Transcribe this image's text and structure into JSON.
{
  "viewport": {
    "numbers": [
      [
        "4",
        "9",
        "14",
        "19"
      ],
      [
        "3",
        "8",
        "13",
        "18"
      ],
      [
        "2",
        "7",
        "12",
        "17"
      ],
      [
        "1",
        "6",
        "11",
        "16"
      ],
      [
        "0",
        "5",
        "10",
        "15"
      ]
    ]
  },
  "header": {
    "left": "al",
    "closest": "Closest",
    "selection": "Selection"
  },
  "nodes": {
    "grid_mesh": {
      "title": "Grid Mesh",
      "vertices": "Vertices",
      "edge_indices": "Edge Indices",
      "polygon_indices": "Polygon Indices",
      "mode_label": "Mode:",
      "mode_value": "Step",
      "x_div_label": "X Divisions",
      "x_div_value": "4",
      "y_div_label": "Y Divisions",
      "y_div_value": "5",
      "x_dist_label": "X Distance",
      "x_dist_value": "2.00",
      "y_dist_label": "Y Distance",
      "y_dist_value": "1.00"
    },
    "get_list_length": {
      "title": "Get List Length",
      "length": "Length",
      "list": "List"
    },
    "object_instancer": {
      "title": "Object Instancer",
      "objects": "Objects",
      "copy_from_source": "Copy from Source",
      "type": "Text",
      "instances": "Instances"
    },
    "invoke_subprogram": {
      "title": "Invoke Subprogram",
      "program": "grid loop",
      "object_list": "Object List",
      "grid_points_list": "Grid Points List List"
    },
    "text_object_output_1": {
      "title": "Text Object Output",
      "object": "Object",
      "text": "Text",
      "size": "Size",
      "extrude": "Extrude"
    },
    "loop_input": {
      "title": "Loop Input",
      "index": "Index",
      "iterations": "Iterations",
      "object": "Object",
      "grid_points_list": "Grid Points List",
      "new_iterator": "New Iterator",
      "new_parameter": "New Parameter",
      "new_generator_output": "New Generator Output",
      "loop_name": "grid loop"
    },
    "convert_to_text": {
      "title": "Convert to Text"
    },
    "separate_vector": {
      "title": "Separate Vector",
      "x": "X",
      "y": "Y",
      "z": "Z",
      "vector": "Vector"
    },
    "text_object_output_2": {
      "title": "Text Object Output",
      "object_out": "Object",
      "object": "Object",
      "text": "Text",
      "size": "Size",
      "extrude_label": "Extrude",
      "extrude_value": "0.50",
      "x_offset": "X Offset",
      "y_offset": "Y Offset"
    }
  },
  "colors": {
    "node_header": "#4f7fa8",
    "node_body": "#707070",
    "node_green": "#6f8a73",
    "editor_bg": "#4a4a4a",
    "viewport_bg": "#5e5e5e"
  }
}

-.-.-

Given exercise. Return each line where "title" shows up.

Expected output.
      "title": "Grid Mesh",
      "title": "Get List Length",
      "title": "Object Instancer",
      "title": "Invoke Subprogram",
      "title": "Text Object Output",
      "title": "Loop Input",
      "title": "Convert to Text"
      "title": "Separate Vector",
      "title": "Text Object Output",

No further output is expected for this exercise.